Письменное задание a ▸ Перепиши записи от самого начала до строки с "benefit-card: Giving fundraisers" включительно, заменив "Web Developer" на "Software Engineer". Всё остальное оставь как есть.

Приведённый отрывок ▸
----
С детальной обстоятельностью перечисляет Солженицын "психические" методы, которые призваны были сломить волю и личность арестанта, не оставляя следов на его теле. Каждый перечисленный следовательский прием писатель снабжает комментарием. "Начнем с самых ночей. Почему это ночью происходит все главное обламывание душ? Потому что ночью, вырванный изо сна (даже еще не истязаемый бессонницей), арестант не может быть уравновешен и трезв по-дневному, он податливей". В числе "методов", приведенных Солженицыным, и "убеждение в искреннем тоне", и "грубая брань", и унижение, и запугивание, и ложь, и "игра на привязанности к близким" — вся богатая палитра приемов, изобретенных для того, чтобы арестованный признался в несуществующей вине и пополнил население страшной страны ГУЛАГ. "Поезд тронется — и сотня стиснутых арестантских судеб, измученных сердец, понесется по тем же змеистым рельсам, за тем же дымом, мимо тех же полей, столбов и стогов, и даже на несколько секунд раньше вас — но за вашими стеклами в воздухе еще меньше останется следов от промелькнувшего горя, чем от пальцев на воде".
----
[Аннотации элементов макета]
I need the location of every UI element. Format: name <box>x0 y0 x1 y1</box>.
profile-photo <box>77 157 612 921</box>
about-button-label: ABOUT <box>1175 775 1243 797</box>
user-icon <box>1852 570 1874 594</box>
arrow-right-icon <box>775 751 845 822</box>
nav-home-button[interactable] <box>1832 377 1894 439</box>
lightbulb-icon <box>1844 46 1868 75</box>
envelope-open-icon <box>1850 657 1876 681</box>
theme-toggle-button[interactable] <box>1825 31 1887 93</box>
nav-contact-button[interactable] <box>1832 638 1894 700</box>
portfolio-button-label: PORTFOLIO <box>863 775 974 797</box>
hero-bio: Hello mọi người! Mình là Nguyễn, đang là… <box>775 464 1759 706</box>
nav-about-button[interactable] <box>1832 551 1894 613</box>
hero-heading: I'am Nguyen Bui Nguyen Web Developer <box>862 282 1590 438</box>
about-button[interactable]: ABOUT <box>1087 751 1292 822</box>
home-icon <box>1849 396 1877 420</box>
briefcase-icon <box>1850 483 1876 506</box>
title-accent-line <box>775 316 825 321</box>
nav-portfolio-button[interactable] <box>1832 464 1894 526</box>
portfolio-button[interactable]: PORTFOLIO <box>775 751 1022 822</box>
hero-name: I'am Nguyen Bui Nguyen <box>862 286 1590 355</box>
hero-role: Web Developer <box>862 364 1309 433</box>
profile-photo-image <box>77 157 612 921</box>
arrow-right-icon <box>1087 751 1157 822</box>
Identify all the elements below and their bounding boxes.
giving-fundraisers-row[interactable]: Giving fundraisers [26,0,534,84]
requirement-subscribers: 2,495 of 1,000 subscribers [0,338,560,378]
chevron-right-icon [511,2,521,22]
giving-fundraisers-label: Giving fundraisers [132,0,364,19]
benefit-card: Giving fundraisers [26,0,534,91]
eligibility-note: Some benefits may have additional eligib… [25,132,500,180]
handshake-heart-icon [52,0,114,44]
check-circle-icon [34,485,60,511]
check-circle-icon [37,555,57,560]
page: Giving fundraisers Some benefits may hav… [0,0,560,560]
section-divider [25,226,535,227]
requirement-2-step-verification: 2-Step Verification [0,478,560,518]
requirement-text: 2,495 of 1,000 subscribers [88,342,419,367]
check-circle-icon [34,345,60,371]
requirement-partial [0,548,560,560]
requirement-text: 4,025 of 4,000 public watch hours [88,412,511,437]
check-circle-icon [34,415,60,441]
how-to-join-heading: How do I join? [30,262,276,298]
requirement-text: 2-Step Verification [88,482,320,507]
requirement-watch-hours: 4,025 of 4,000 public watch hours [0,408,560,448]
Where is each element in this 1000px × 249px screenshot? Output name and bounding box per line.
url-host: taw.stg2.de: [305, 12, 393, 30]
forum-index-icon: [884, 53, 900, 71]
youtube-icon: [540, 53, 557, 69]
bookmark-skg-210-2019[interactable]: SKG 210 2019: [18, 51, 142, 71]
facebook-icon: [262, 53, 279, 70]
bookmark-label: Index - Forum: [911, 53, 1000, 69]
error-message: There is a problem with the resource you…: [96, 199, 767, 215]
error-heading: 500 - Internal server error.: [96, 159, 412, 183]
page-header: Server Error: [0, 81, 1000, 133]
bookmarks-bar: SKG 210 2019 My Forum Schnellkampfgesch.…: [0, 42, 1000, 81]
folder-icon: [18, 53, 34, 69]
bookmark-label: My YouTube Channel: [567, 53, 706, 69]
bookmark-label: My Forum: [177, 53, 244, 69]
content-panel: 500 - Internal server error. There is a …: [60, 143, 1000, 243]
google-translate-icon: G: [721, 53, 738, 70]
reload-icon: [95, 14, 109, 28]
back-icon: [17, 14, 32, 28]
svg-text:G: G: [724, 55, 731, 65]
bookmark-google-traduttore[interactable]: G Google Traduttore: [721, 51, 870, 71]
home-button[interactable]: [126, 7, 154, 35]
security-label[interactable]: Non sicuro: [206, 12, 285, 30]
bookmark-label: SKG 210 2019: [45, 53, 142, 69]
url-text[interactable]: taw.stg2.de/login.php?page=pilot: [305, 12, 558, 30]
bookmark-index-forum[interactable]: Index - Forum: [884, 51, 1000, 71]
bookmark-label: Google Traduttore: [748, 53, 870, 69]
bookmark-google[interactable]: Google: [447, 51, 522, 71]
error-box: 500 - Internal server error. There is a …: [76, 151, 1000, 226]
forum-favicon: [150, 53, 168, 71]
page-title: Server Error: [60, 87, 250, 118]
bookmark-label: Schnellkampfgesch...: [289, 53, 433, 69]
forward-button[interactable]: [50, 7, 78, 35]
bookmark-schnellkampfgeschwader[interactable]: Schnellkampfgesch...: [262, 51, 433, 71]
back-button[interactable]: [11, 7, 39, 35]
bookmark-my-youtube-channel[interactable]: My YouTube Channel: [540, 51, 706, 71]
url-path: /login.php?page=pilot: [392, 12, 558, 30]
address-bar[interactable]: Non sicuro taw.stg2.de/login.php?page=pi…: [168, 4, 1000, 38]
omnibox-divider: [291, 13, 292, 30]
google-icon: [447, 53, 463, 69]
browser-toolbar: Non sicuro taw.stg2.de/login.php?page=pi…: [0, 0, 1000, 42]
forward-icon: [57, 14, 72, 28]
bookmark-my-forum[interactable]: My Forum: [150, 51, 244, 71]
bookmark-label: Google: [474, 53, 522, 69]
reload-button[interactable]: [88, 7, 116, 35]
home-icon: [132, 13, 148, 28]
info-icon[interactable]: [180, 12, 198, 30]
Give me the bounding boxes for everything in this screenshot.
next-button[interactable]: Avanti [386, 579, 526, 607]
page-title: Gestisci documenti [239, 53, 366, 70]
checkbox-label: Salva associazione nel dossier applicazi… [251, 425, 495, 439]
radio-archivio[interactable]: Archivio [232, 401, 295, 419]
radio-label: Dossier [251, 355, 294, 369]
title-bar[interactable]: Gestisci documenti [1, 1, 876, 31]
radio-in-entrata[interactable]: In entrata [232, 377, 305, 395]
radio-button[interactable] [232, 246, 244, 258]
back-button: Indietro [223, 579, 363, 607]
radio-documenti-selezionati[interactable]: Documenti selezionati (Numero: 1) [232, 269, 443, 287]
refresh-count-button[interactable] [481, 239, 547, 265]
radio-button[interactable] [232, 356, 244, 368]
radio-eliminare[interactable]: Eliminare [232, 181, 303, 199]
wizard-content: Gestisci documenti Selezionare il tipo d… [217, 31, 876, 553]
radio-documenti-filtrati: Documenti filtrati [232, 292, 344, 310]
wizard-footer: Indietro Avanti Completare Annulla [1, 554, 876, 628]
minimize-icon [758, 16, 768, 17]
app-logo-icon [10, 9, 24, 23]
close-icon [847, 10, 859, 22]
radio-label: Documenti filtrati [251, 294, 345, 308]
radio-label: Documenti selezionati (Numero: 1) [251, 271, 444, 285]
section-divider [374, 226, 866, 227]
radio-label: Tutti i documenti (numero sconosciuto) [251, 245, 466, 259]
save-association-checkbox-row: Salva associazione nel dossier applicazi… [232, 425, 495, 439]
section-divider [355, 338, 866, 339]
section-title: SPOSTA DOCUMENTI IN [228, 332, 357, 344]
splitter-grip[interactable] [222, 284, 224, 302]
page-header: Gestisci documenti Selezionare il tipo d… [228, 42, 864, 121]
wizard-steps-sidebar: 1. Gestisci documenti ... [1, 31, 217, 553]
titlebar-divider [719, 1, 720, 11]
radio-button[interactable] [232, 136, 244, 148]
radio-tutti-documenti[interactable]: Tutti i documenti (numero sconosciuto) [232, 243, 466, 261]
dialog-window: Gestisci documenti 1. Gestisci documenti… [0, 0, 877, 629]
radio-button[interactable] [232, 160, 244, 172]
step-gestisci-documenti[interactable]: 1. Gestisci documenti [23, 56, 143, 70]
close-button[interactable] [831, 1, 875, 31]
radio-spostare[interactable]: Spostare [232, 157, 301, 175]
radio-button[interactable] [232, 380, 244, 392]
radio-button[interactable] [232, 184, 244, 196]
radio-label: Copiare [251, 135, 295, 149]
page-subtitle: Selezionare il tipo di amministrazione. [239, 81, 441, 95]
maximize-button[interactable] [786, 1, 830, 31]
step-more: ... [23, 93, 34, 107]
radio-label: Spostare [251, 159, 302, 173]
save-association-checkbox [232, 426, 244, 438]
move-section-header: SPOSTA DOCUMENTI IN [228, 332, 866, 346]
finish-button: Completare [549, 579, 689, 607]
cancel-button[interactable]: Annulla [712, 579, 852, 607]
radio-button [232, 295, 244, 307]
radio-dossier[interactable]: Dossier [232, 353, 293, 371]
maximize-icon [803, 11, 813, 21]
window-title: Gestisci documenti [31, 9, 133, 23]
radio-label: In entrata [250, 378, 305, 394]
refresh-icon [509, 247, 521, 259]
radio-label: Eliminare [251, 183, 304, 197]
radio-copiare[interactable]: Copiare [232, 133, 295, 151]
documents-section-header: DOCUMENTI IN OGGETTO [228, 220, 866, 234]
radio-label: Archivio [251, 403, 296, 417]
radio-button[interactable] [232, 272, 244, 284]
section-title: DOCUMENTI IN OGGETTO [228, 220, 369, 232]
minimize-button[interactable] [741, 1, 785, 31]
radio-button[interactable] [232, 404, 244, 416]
----
Письменное задание b ▸ Перепечатай целиком отрывок о следовательских приёмах у Солженицына, ничего в нём не меняя.

Полный ответ a ▸
I need the location of every UI element. Format: name <box>x0 y0 x1 y1</box>.
profile-photo <box>77 157 612 921</box>
about-button-label: ABOUT <box>1175 775 1243 797</box>
user-icon <box>1852 570 1874 594</box>
arrow-right-icon <box>775 751 845 822</box>
nav-home-button[interactable] <box>1832 377 1894 439</box>
lightbulb-icon <box>1844 46 1868 75</box>
envelope-open-icon <box>1850 657 1876 681</box>
theme-toggle-button[interactable] <box>1825 31 1887 93</box>
nav-contact-button[interactable] <box>1832 638 1894 700</box>
portfolio-button-label: PORTFOLIO <box>863 775 974 797</box>
hero-bio: Hello mọi người! Mình là Nguyễn, đang là… <box>775 464 1759 706</box>
nav-about-button[interactable] <box>1832 551 1894 613</box>
hero-heading: I'am Nguyen Bui Nguyen Software Engineer <box>862 282 1590 438</box>
about-button[interactable]: ABOUT <box>1087 751 1292 822</box>
home-icon <box>1849 396 1877 420</box>
briefcase-icon <box>1850 483 1876 506</box>
title-accent-line <box>775 316 825 321</box>
nav-portfolio-button[interactable] <box>1832 464 1894 526</box>
portfolio-button[interactable]: PORTFOLIO <box>775 751 1022 822</box>
hero-name: I'am Nguyen Bui Nguyen <box>862 286 1590 355</box>
hero-role: Software Engineer <box>862 364 1309 433</box>
profile-photo-image <box>77 157 612 921</box>
arrow-right-icon <box>1087 751 1157 822</box>
Identify all the elements below and their bounding boxes.
giving-fundraisers-row[interactable]: Giving fundraisers [26,0,534,84]
requirement-subscribers: 2,495 of 1,000 subscribers [0,338,560,378]
chevron-right-icon [511,2,521,22]
giving-fundraisers-label: Giving fundraisers [132,0,364,19]
benefit-card: Giving fundraisers [26,0,534,91]

Полный ответ b ▸
С детальной обстоятельностью перечисляет Солженицын "психические" методы, которые призваны были сломить волю и личность арестанта, не оставляя следов на его теле. Каждый перечисленный следовательский прием писатель снабжает комментарием. "Начнем с самых ночей. Почему это ночью происходит все главное обламывание душ? Потому что ночью, вырванный изо сна (даже еще не истязаемый бессонницей), арестант не может быть уравновешен и трезв по-дневному, он податливей". В числе "методов", приведенных Солженицыным, и "убеждение в искреннем тоне", и "грубая брань", и унижение, и запугивание, и ложь, и "игра на привязанности к близким" — вся богатая палитра приемов, изобретенных для того, чтобы арестованный признался в несуществующей вине и пополнил население страшной страны ГУЛАГ. "Поезд тронется — и сотня стиснутых арестантских судеб, измученных сердец, понесется по тем же змеистым рельсам, за тем же дымом, мимо тех же полей, столбов и стогов, и даже на несколько секунд раньше вас — но за вашими стеклами в воздухе еще меньше останется следов от промелькнувшего горя, чем от пальцев на воде".